Exercise description: Copy out the data below as written; omit any images.

Information shown:
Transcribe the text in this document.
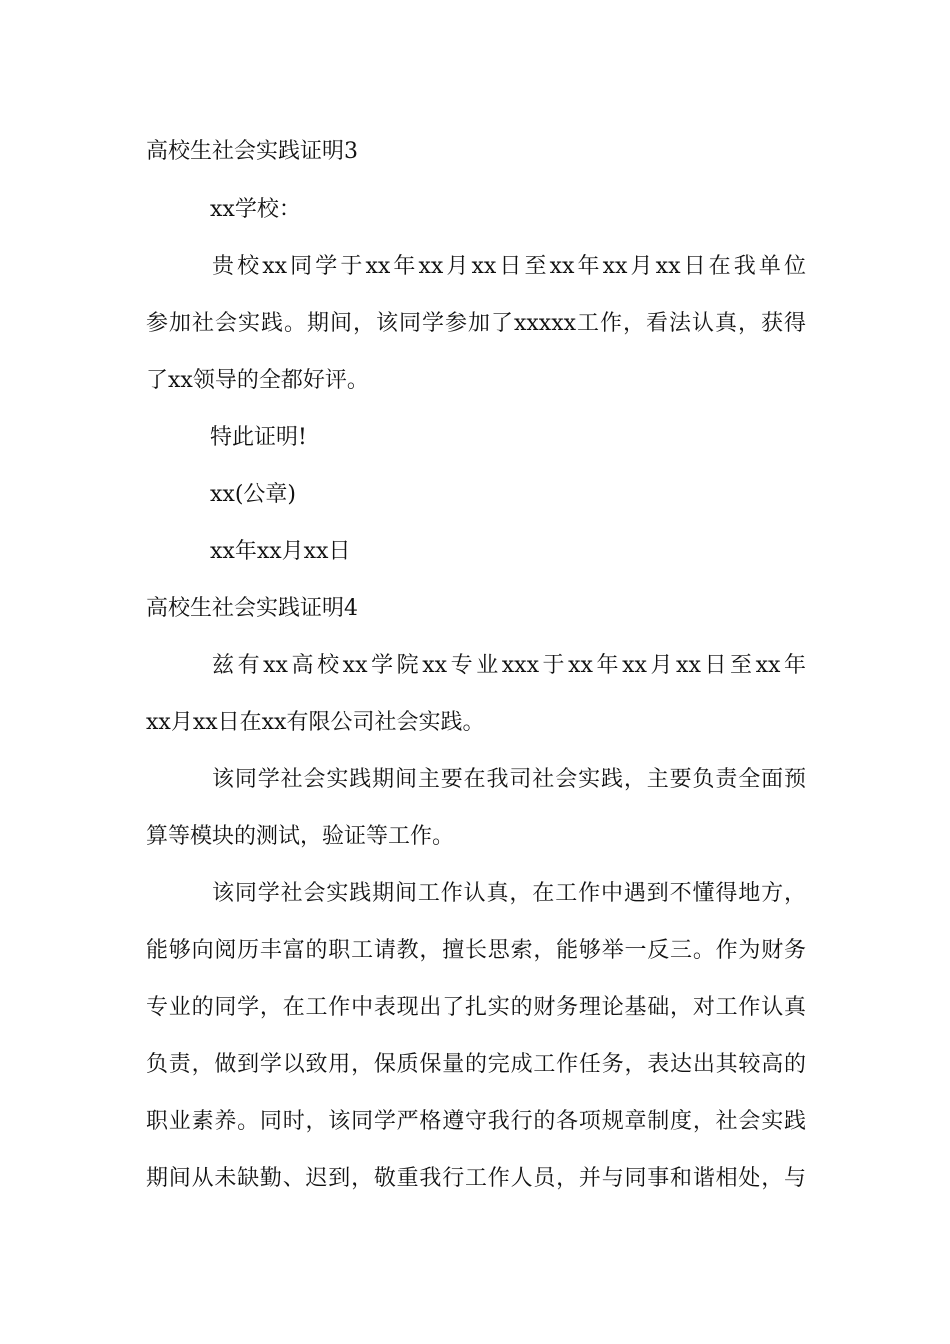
高校生社会实践证明3
xx学校：
贵校xx同学于xx年xx月xx日至xx年xx月xx日在我单位
参加社会实践。期间，该同学参加了xxxxx工作，看法认真，获得
了xx领导的全都好评。
特此证明!
xx(公章)
xx年xx月xx日
高校生社会实践证明4
兹有xx高校xx学院xx专业xxx于xx年xx月xx日至xx年
xx月xx日在xx有限公司社会实践。
该同学社会实践期间主要在我司社会实践，主要负责全面预
算等模块的测试，验证等工作。
该同学社会实践期间工作认真，在工作中遇到不懂得地方，
能够向阅历丰富的职工请教，擅长思索，能够举一反三。作为财务
专业的同学，在工作中表现出了扎实的财务理论基础，对工作认真
负责，做到学以致用，保质保量的完成工作任务，表达出其较高的
职业素养。同时，该同学严格遵守我行的各项规章制度，社会实践
期间从未缺勤、迟到，敬重我行工作人员，并与同事和谐相处，与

Solution to the exercise:
Transcribe the text in this document.
高校生社会实践证明3
xx学校：
贵校xx同学于xx年xx月xx日至xx年xx月xx日在我单位
参加社会实践。期间，该同学参加了xxxxx工作，看法认真，获得
了xx领导的全都好评。
特此证明!
xx(公章)
xx年xx月xx日
高校生社会实践证明4
兹有xx高校xx学院xx专业xxx于xx年xx月xx日至xx年
xx月xx日在xx有限公司社会实践。
该同学社会实践期间主要在我司社会实践，主要负责全面预
算等模块的测试，验证等工作。
该同学社会实践期间工作认真，在工作中遇到不懂得地方，
能够向阅历丰富的职工请教，擅长思索，能够举一反三。作为财务
专业的同学，在工作中表现出了扎实的财务理论基础，对工作认真
负责，做到学以致用，保质保量的完成工作任务，表达出其较高的
职业素养。同时，该同学严格遵守我行的各项规章制度，社会实践
期间从未缺勤、迟到，敬重我行工作人员，并与同事和谐相处，与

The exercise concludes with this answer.